--- begin DATA SUPPLIED ---

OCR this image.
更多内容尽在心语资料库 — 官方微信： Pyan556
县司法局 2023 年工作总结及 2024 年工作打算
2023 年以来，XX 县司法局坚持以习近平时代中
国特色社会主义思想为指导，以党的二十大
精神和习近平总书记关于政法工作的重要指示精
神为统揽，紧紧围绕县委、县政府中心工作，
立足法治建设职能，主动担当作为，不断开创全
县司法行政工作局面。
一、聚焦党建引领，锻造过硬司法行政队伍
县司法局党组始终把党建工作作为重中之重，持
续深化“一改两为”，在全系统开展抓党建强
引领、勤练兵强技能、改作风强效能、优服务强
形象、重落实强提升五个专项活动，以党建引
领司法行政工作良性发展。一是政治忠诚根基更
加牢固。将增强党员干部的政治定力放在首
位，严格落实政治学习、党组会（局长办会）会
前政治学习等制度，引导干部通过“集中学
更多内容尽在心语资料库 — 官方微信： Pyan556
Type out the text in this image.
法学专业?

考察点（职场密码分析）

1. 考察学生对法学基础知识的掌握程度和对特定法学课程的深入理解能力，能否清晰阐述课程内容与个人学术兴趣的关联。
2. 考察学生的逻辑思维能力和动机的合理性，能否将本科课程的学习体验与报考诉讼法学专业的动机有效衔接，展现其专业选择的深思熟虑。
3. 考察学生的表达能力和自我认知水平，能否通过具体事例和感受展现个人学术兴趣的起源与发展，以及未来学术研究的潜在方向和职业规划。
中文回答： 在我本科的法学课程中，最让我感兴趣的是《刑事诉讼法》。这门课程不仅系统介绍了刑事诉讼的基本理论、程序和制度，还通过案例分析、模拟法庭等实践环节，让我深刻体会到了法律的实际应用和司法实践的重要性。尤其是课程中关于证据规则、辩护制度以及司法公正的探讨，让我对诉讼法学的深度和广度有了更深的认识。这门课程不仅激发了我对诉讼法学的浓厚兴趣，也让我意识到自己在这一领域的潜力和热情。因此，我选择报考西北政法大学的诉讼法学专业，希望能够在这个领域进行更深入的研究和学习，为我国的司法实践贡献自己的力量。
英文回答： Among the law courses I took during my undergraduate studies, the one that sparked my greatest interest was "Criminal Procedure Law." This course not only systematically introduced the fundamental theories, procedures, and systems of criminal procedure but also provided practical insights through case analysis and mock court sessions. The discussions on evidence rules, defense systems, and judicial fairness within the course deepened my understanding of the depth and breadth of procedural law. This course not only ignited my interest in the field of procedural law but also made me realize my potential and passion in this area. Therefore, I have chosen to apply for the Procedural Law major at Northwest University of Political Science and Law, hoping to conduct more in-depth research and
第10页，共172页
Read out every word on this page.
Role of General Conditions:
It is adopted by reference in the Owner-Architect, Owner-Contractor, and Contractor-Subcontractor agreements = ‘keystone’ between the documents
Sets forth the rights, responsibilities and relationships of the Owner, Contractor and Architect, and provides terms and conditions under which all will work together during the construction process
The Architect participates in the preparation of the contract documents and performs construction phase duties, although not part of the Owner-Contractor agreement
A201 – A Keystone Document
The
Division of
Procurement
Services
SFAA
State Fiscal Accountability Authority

--- end DATA SUPPLIED ---

▶ **AIM**:
Lines containing the word "image" are to be counted in the listing; state their number alone.

▶ **COMPLETE ANSWER**:
2